** BEGIN EXERCISE MATERIALS **
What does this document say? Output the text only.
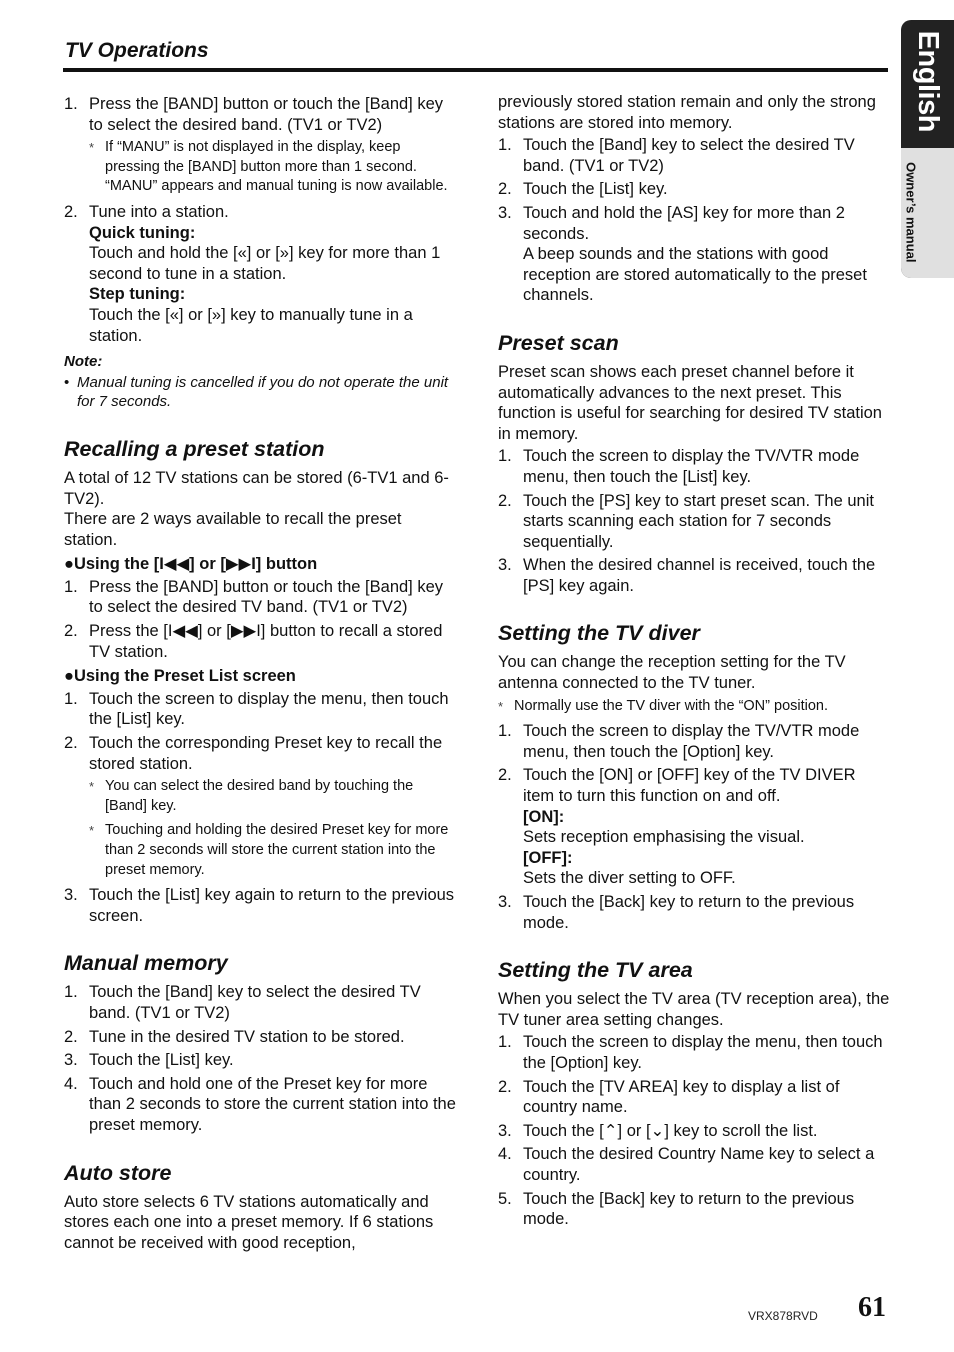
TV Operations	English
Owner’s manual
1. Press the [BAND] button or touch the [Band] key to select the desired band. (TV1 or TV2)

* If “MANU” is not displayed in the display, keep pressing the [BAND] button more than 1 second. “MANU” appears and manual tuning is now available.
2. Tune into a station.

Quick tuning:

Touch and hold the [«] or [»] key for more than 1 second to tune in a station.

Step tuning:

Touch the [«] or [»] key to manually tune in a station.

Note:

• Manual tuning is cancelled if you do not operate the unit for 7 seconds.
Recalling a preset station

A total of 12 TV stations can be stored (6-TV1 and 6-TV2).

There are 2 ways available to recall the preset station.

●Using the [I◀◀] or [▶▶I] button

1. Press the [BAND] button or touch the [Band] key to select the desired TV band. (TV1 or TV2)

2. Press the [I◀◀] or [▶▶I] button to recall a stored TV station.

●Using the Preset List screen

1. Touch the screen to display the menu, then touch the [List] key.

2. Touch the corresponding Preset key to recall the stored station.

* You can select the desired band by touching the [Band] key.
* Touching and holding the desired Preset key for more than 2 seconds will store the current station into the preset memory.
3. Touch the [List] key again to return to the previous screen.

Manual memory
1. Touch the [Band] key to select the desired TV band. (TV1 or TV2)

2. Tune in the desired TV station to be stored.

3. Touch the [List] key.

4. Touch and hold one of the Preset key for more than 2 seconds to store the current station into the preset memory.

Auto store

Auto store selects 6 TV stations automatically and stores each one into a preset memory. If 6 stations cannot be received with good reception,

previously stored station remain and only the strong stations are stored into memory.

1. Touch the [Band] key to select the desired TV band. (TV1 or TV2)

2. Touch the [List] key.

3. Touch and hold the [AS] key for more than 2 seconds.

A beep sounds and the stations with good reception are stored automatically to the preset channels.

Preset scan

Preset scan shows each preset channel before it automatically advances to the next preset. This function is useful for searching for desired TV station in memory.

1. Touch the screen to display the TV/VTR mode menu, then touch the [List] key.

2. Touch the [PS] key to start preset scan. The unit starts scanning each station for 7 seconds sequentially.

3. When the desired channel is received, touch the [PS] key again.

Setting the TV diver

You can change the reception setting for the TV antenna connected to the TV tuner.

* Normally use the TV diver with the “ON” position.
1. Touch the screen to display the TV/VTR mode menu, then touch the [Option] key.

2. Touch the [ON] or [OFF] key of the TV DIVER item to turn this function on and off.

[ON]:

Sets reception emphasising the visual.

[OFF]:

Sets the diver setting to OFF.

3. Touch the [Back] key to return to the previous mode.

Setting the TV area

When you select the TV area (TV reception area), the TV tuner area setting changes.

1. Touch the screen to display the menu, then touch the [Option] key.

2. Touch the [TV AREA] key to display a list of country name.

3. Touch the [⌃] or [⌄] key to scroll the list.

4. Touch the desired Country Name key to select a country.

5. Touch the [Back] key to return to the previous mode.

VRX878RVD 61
** END EXERCISE MATERIALS **
** BEGIN EXERCISE MATERIALS **
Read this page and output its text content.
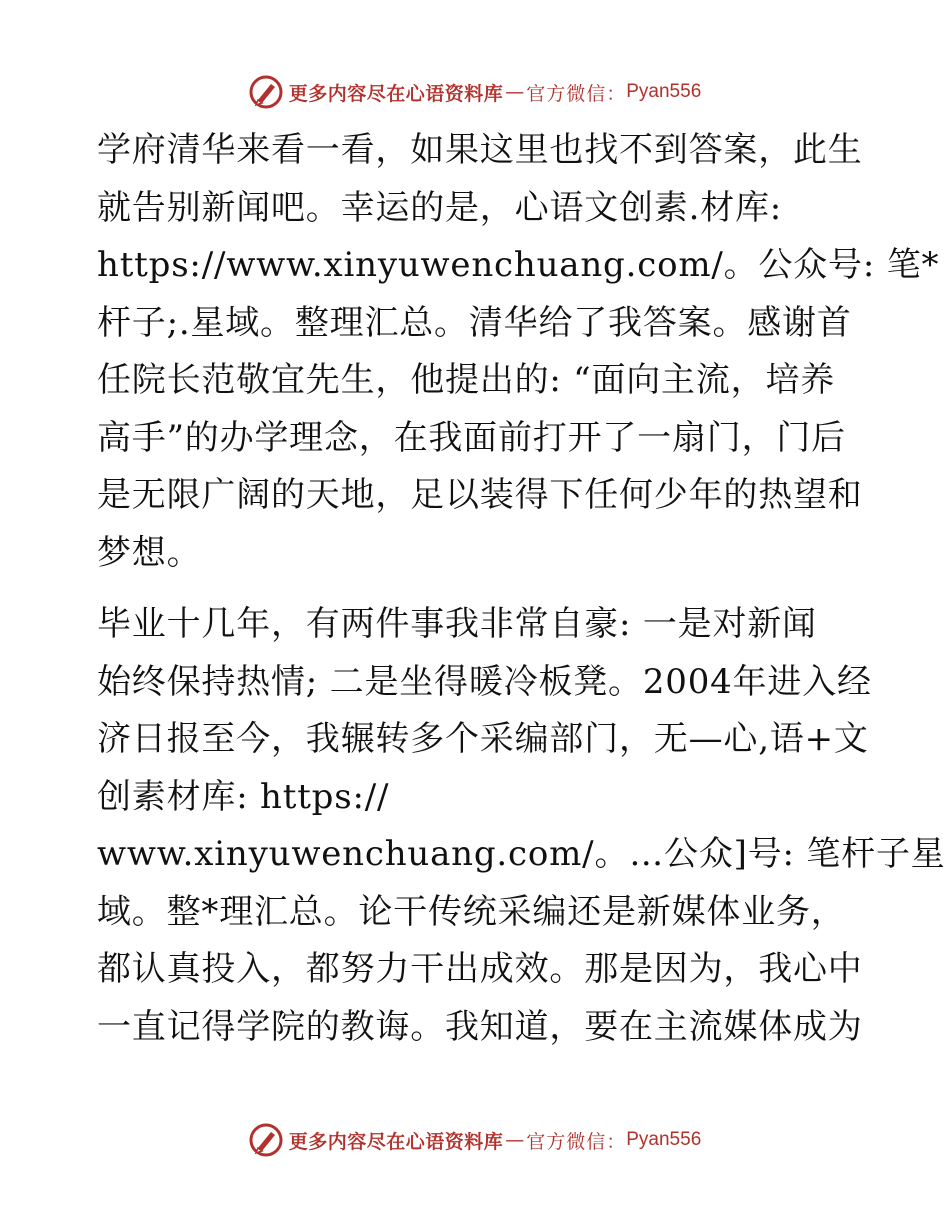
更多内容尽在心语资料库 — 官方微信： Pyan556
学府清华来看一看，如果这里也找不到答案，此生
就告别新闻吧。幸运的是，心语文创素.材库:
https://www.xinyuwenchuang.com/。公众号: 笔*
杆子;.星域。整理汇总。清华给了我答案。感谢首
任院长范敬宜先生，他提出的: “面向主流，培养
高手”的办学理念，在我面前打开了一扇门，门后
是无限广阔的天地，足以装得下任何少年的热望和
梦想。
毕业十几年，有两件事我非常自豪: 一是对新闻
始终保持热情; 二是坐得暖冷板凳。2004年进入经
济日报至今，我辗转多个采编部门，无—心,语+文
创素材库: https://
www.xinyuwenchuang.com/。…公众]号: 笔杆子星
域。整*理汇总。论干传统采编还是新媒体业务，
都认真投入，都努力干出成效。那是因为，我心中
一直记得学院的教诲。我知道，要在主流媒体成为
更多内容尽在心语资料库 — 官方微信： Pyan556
** END EXERCISE MATERIALS **
PROBLEM> Copy every line that includes the string "again" from the material above.

WORKED SOLUTION>
3. Touch the [List] key again to return to the previous screen.
3. When the desired channel is received, touch the [PS] key again.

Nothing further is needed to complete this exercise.